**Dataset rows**

- - -

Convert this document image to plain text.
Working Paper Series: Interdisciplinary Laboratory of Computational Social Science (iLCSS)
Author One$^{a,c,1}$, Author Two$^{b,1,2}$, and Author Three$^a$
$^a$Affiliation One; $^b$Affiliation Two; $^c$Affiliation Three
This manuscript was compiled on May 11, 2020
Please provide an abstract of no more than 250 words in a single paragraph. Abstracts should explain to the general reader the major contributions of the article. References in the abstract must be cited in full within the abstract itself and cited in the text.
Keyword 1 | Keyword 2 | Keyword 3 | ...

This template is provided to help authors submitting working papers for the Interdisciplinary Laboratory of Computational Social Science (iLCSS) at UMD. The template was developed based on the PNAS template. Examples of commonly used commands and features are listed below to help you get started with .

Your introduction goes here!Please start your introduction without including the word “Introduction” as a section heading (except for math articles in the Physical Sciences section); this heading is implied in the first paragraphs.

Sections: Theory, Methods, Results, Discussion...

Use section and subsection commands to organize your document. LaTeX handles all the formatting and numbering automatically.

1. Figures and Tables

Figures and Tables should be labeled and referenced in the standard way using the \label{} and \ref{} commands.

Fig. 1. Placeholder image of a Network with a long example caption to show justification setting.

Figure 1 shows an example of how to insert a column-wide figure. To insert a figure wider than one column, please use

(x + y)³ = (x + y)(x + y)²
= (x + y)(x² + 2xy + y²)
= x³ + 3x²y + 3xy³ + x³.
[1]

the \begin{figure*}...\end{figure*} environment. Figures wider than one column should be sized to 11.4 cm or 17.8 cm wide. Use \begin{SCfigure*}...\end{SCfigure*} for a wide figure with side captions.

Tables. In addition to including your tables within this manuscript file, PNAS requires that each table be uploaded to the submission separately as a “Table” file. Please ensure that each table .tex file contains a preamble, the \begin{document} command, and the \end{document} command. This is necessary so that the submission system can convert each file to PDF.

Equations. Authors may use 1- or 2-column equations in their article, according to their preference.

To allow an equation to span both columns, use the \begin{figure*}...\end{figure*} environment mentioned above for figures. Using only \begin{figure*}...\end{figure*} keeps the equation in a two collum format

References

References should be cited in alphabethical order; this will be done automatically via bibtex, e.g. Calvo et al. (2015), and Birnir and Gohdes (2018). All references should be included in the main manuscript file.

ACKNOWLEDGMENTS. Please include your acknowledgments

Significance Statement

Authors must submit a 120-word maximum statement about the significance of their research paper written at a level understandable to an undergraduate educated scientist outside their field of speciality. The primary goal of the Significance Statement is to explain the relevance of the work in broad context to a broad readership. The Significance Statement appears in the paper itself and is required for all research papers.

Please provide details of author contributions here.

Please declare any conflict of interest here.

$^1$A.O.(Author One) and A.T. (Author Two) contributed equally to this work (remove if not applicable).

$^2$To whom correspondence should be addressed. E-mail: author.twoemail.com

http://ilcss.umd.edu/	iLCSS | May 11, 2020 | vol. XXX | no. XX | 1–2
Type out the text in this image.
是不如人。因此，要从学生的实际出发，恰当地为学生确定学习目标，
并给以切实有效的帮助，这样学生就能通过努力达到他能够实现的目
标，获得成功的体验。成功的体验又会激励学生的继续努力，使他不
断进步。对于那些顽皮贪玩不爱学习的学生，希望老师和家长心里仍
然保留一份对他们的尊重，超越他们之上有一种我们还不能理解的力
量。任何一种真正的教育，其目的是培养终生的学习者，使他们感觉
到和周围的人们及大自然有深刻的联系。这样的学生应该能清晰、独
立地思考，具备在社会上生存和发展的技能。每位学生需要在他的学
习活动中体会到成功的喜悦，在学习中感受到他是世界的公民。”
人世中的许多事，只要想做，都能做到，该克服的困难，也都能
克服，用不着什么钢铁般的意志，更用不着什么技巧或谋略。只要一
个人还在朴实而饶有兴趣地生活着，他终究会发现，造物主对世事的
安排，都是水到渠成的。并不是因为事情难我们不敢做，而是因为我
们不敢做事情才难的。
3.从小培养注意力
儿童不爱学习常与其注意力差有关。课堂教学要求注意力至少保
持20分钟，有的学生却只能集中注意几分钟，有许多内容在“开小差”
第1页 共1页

- - -

Extract the complete listing above, reproducing each line exactly.

Convert this document image to plain text.
Working Paper Series: Interdisciplinary Laboratory of Computational Social Science (iLCSS)
Author One$^{a,c,1}$, Author Two$^{b,1,2}$, and Author Three$^a$
$^a$Affiliation One; $^b$Affiliation Two; $^c$Affiliation Three
This manuscript was compiled on May 11, 2020
Please provide an abstract of no more than 250 words in a single paragraph. Abstracts should explain to the general reader the major contributions of the article. References in the abstract must be cited in full within the abstract itself and cited in the text.
Keyword 1 | Keyword 2 | Keyword 3 | ...

This template is provided to help authors submitting working papers for the Interdisciplinary Laboratory of Computational Social Science (iLCSS) at UMD. The template was developed based on the PNAS template. Examples of commonly used commands and features are listed below to help you get started with .

Your introduction goes here!Please start your introduction without including the word “Introduction” as a section heading (except for math articles in the Physical Sciences section); this heading is implied in the first paragraphs.

Sections: Theory, Methods, Results, Discussion...

Use section and subsection commands to organize your document. LaTeX handles all the formatting and numbering automatically.

1. Figures and Tables

Figures and Tables should be labeled and referenced in the standard way using the \label{} and \ref{} commands.

Fig. 1. Placeholder image of a Network with a long example caption to show justification setting.

Figure 1 shows an example of how to insert a column-wide figure. To insert a figure wider than one column, please use

(x + y)³ = (x + y)(x + y)²
= (x + y)(x² + 2xy + y²)
= x³ + 3x²y + 3xy³ + x³.
[1]

the \begin{figure*}...\end{figure*} environment. Figures wider than one column should be sized to 11.4 cm or 17.8 cm wide. Use \begin{SCfigure*}...\end{SCfigure*} for a wide figure with side captions.

Tables. In addition to including your tables within this manuscript file, PNAS requires that each table be uploaded to the submission separately as a “Table” file. Please ensure that each table .tex file contains a preamble, the \begin{document} command, and the \end{document} command. This is necessary so that the submission system can convert each file to PDF.

Equations. Authors may use 1- or 2-column equations in their article, according to their preference.

To allow an equation to span both columns, use the \begin{figure*}...\end{figure*} environment mentioned above for figures. Using only \begin{figure*}...\end{figure*} keeps the equation in a two collum format

References

References should be cited in alphabethical order; this will be done automatically via bibtex, e.g. Calvo et al. (2015), and Birnir and Gohdes (2018). All references should be included in the main manuscript file.

ACKNOWLEDGMENTS. Please include your acknowledgments

Significance Statement

Authors must submit a 120-word maximum statement about the significance of their research paper written at a level understandable to an undergraduate educated scientist outside their field of speciality. The primary goal of the Significance Statement is to explain the relevance of the work in broad context to a broad readership. The Significance Statement appears in the paper itself and is required for all research papers.

Please provide details of author contributions here.

Please declare any conflict of interest here.

$^1$A.O.(Author One) and A.T. (Author Two) contributed equally to this work (remove if not applicable).

$^2$To whom correspondence should be addressed. E-mail: author.twoemail.com

http://ilcss.umd.edu/	iLCSS | May 11, 2020 | vol. XXX | no. XX | 1–2
Type out the text in this image.
是不如人。因此，要从学生的实际出发，恰当地为学生确定学习目标，
并给以切实有效的帮助，这样学生就能通过努力达到他能够实现的目
标，获得成功的体验。成功的体验又会激励学生的继续努力，使他不
断进步。对于那些顽皮贪玩不爱学习的学生，希望老师和家长心里仍
然保留一份对他们的尊重，超越他们之上有一种我们还不能理解的力
量。任何一种真正的教育，其目的是培养终生的学习者，使他们感觉
到和周围的人们及大自然有深刻的联系。这样的学生应该能清晰、独
立地思考，具备在社会上生存和发展的技能。每位学生需要在他的学
习活动中体会到成功的喜悦，在学习中感受到他是世界的公民。”
人世中的许多事，只要想做，都能做到，该克服的困难，也都能
克服，用不着什么钢铁般的意志，更用不着什么技巧或谋略。只要一
个人还在朴实而饶有兴趣地生活着，他终究会发现，造物主对世事的
安排，都是水到渠成的。并不是因为事情难我们不敢做，而是因为我
们不敢做事情才难的。
3.从小培养注意力
儿童不爱学习常与其注意力差有关。课堂教学要求注意力至少保
持20分钟，有的学生却只能集中注意几分钟，有许多内容在“开小差”
第1页 共1页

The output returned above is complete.